DATA IN THIS EXERCISE
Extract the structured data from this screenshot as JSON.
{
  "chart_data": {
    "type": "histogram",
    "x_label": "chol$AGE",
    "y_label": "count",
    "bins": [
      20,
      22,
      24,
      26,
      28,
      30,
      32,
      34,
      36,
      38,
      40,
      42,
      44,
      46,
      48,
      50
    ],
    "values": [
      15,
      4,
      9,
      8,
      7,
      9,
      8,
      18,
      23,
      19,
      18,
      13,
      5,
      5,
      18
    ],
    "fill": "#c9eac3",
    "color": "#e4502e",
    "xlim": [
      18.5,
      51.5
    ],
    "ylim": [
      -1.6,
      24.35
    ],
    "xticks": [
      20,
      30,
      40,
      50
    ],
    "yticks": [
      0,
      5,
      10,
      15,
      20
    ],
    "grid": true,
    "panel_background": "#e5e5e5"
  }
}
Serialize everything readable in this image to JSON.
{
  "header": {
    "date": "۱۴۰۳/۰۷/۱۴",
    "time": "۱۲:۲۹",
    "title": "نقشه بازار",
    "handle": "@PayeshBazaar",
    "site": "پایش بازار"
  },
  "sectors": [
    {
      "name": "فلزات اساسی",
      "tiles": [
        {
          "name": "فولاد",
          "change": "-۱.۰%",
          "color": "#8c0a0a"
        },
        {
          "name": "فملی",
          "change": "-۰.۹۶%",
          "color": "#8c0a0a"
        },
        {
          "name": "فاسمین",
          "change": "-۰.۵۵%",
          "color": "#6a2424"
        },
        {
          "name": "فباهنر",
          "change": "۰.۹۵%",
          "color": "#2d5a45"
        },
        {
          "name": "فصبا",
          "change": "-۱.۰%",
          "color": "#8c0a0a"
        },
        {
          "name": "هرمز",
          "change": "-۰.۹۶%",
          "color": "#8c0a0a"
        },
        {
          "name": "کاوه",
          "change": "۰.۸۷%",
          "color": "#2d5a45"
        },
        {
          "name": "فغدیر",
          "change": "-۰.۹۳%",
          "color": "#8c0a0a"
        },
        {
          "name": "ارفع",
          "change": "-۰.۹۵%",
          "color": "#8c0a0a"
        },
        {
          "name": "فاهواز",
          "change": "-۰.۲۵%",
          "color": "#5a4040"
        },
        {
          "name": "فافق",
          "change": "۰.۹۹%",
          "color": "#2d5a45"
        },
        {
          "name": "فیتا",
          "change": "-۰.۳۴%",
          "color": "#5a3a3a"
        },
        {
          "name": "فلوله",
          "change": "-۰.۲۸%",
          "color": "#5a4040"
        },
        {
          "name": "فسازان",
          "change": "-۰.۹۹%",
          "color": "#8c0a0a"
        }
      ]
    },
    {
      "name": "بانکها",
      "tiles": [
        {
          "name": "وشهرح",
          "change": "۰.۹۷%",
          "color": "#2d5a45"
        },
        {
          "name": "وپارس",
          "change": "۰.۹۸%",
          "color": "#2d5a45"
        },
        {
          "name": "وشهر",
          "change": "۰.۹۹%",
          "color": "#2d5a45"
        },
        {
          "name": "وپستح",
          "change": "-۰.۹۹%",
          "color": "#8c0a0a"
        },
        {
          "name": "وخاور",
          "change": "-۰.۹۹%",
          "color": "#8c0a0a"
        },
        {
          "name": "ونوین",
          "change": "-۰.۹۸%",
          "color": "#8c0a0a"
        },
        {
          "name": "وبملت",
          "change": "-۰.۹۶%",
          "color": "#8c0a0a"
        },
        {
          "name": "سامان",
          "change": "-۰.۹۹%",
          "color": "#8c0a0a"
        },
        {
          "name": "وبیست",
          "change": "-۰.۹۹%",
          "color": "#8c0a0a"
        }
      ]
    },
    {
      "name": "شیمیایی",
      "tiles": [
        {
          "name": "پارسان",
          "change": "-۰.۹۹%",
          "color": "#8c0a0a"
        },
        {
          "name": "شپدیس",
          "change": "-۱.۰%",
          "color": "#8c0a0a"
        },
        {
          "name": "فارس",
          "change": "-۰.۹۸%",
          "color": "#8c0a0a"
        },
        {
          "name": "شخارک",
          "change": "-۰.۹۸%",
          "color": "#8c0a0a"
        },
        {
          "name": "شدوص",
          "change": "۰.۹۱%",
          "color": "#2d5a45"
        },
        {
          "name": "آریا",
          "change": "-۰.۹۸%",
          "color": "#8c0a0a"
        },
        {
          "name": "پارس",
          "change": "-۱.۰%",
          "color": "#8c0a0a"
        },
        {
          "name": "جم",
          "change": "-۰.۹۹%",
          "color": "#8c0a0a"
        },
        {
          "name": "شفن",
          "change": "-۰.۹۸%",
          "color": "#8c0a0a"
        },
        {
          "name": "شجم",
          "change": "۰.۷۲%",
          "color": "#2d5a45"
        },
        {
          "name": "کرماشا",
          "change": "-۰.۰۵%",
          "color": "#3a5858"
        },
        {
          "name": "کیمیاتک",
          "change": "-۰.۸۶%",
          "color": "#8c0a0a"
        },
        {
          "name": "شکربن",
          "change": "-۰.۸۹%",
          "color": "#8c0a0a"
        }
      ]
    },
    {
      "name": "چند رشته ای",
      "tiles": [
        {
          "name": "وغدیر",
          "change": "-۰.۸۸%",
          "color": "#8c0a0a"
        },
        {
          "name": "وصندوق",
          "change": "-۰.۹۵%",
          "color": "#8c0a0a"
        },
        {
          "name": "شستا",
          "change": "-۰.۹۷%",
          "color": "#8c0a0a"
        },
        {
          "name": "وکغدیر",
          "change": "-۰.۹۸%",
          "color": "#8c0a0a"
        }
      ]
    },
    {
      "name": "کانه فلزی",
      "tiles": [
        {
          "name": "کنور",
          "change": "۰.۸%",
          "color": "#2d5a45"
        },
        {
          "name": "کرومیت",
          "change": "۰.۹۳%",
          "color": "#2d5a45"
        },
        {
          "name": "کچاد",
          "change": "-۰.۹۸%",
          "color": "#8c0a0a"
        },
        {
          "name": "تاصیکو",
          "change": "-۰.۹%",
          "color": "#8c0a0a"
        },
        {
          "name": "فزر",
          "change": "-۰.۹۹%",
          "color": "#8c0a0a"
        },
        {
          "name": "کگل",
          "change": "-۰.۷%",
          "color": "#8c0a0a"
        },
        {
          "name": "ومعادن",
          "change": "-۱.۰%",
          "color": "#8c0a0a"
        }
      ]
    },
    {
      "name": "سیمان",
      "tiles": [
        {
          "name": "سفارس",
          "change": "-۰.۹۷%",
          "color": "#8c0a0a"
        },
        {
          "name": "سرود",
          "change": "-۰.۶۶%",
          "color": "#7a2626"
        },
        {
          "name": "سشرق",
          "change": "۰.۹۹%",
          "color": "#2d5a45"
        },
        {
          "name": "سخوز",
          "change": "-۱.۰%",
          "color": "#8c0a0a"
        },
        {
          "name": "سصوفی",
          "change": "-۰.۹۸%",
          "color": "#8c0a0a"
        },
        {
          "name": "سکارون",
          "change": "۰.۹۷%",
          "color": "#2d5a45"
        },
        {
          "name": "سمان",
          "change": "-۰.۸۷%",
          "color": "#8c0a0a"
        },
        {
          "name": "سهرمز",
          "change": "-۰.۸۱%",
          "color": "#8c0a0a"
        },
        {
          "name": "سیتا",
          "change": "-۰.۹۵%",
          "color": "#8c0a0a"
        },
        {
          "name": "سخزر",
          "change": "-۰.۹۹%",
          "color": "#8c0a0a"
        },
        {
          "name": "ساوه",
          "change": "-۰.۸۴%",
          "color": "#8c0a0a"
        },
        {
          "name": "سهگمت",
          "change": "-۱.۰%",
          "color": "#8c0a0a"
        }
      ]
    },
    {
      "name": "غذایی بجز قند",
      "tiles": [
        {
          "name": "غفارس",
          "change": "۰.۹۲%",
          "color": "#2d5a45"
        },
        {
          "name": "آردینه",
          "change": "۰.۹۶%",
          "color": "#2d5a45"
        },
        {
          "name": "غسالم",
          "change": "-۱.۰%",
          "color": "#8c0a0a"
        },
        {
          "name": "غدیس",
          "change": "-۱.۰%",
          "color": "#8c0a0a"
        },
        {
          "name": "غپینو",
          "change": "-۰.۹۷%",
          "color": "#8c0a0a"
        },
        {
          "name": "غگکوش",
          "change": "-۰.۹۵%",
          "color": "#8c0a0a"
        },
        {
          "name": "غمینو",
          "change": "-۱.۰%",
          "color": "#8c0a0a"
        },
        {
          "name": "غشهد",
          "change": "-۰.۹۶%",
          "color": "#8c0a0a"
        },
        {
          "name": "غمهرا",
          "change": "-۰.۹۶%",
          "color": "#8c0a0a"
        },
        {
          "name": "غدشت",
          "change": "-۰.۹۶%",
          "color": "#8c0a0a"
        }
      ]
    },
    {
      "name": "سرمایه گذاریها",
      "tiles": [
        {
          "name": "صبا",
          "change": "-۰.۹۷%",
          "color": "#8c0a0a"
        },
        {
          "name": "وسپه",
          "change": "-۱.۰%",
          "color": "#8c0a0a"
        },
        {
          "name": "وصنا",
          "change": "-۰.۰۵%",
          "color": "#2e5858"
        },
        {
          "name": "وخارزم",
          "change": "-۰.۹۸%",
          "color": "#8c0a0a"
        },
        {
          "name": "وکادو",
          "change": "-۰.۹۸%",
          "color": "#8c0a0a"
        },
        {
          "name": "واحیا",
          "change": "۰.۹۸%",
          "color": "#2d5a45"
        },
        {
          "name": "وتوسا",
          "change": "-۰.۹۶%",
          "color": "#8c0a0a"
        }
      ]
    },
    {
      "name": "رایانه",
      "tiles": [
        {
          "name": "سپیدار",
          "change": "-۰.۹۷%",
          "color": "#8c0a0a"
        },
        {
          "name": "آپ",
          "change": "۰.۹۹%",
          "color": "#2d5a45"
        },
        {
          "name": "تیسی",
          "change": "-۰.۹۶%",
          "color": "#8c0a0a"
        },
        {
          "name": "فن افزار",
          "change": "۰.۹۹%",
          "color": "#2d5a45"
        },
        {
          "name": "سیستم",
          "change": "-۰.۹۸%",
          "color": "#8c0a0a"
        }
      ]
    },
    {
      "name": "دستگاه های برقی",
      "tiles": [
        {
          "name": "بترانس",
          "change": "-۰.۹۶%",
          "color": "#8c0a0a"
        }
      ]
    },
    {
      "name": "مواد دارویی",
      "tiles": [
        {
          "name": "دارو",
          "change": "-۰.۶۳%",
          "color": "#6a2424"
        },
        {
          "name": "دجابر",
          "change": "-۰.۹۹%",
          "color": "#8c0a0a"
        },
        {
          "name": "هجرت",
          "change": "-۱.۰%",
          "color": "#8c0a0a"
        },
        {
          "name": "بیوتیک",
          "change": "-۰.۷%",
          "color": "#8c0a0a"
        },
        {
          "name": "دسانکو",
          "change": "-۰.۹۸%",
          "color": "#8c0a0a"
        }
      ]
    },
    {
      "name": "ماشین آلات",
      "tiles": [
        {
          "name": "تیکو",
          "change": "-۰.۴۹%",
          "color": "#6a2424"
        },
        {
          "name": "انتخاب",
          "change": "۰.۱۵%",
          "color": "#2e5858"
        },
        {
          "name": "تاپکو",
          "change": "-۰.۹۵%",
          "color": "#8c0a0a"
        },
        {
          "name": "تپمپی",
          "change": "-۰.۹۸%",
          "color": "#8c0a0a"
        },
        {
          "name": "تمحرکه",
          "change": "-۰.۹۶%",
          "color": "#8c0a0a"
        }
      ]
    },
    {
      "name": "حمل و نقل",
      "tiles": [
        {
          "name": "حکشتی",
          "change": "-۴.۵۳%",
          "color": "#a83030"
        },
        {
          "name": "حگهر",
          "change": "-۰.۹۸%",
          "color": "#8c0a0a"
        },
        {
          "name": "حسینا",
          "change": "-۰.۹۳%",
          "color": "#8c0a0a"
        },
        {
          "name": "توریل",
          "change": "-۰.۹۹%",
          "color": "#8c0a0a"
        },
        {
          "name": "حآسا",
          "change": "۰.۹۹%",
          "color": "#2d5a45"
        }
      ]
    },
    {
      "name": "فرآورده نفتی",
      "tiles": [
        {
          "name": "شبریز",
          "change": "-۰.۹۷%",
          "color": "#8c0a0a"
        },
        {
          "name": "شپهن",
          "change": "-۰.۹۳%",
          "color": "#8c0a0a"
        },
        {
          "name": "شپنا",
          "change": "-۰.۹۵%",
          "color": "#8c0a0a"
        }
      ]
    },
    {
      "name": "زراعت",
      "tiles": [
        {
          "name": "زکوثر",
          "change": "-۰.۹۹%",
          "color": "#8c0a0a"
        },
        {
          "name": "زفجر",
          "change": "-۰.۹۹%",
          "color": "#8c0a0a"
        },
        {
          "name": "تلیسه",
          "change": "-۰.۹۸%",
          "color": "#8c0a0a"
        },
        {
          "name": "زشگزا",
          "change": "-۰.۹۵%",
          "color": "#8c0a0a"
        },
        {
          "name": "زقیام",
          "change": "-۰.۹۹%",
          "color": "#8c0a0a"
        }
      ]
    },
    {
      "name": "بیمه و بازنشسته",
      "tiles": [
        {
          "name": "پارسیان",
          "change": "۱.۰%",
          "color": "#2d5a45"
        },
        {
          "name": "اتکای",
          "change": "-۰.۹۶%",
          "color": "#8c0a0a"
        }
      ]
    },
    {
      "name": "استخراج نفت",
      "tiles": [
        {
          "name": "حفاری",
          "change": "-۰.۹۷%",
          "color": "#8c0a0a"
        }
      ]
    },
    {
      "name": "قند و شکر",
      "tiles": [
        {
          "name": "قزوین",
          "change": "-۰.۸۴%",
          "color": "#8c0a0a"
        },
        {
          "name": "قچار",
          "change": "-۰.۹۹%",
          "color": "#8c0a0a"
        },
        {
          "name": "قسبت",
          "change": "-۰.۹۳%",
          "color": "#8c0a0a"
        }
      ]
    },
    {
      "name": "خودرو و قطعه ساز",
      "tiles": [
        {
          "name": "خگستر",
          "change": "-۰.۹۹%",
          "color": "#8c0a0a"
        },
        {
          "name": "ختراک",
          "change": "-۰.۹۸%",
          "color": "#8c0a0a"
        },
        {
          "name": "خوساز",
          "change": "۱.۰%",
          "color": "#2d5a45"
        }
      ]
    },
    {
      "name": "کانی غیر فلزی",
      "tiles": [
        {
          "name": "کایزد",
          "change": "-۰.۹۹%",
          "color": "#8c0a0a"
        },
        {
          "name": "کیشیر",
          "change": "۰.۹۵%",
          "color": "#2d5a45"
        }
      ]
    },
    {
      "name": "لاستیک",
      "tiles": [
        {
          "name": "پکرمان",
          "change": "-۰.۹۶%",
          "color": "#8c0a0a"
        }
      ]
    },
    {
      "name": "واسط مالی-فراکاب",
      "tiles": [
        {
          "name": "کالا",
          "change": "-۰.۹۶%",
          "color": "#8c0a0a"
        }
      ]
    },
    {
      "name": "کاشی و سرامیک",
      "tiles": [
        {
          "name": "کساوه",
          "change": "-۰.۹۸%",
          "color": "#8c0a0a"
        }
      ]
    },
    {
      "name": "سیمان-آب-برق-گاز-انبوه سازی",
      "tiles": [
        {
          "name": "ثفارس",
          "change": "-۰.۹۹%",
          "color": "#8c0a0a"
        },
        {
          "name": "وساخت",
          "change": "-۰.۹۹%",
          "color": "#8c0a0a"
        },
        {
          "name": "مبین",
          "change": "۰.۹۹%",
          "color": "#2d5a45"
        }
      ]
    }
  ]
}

WHAT TO WORK ON
All lines in the data that contain the word "سیمان" should be copied.

CORRECT ANSWER
      "name": "سیمان",
      "name": "سیمان-آب-برق-گاز-انبوه سازی",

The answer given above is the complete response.